OBJECTIVE -> Reproduce every entry below precisely. Pictures are excluded from the copy.

RECORDS SUPPLIED ->
────────

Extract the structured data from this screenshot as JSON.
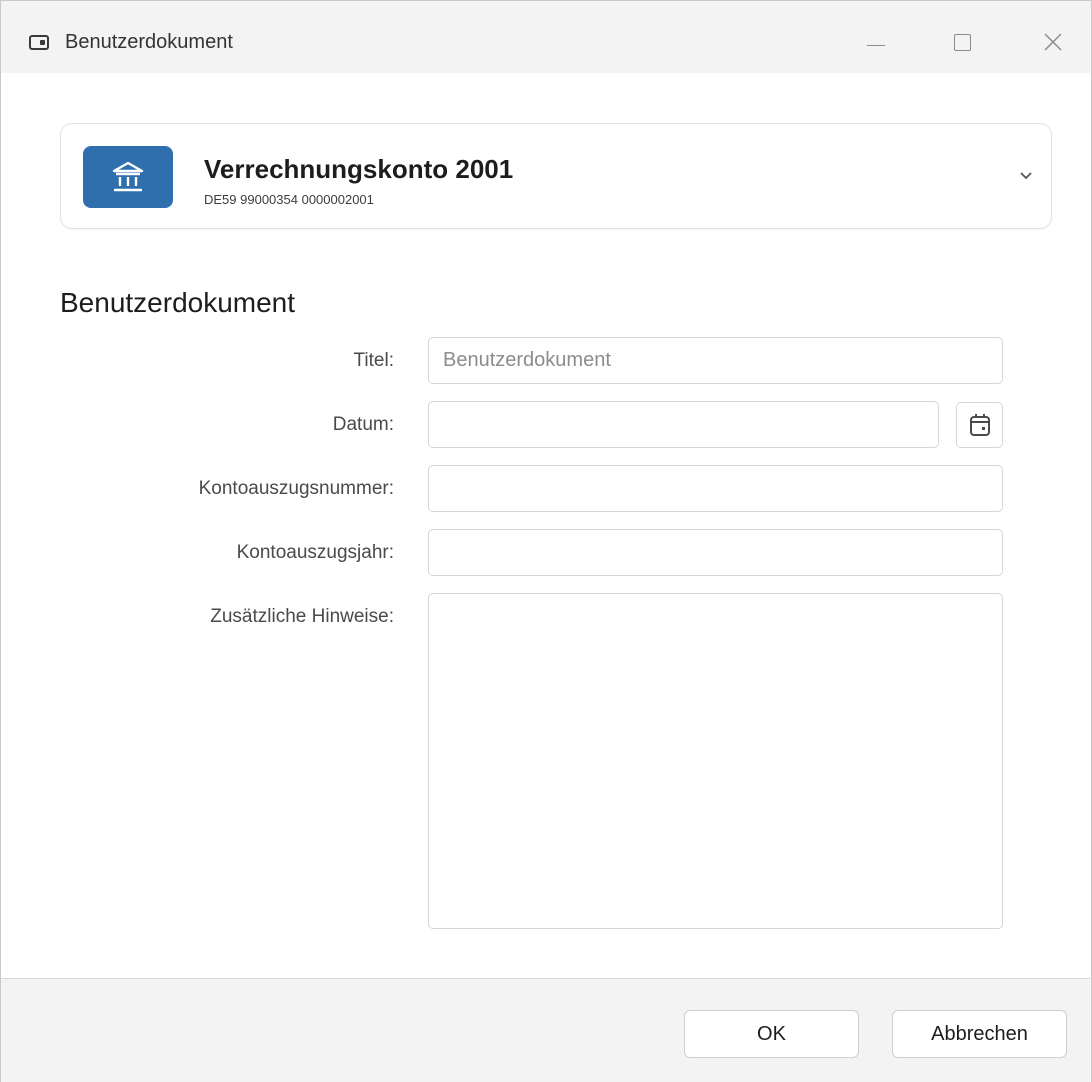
{
  "window": {
    "title": "Benutzerdokument",
    "icon": "app-window-icon",
    "controls": [
      "minimize-icon",
      "maximize-icon",
      "close-icon"
    ]
  },
  "account": {
    "name": "Verrechnungskonto 2001",
    "iban": "DE59 99000354 0000002001",
    "icon": "bank-icon",
    "icon_color": "#2f6fae",
    "dropdown_icon": "chevron-down-icon"
  },
  "section": {
    "title": "Benutzerdokument"
  },
  "form": {
    "titel": {
      "label": "Titel:",
      "value": "",
      "placeholder": "Benutzerdokument"
    },
    "datum": {
      "label": "Datum:",
      "value": "",
      "calendar_icon": "calendar-icon"
    },
    "kontoauszugsnummer": {
      "label": "Kontoauszugsnummer:",
      "value": ""
    },
    "kontoauszugsjahr": {
      "label": "Kontoauszugsjahr:",
      "value": ""
    },
    "hinweise": {
      "label": "Zusätzliche Hinweise:",
      "value": ""
    }
  },
  "footer": {
    "ok_label": "OK",
    "cancel_label": "Abbrechen"
  }
}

────────

EXPECTED OUTPUT ->
Extract the structured data from this screenshot as JSON.
{
  "window": {
    "title": "Benutzerdokument",
    "icon": "app-window-icon",
    "controls": [
      "minimize-icon",
      "maximize-icon",
      "close-icon"
    ]
  },
  "account": {
    "name": "Verrechnungskonto 2001",
    "iban": "DE59 99000354 0000002001",
    "icon": "bank-icon",
    "icon_color": "#2f6fae",
    "dropdown_icon": "chevron-down-icon"
  },
  "section": {
    "title": "Benutzerdokument"
  },
  "form": {
    "titel": {
      "label": "Titel:",
      "value": "",
      "placeholder": "Benutzerdokument"
    },
    "datum": {
      "label": "Datum:",
      "value": "",
      "calendar_icon": "calendar-icon"
    },
    "kontoauszugsnummer": {
      "label": "Kontoauszugsnummer:",
      "value": ""
    },
    "kontoauszugsjahr": {
      "label": "Kontoauszugsjahr:",
      "value": ""
    },
    "hinweise": {
      "label": "Zusätzliche Hinweise:",
      "value": ""
    }
  },
  "footer": {
    "ok_label": "OK",
    "cancel_label": "Abbrechen"
  }
}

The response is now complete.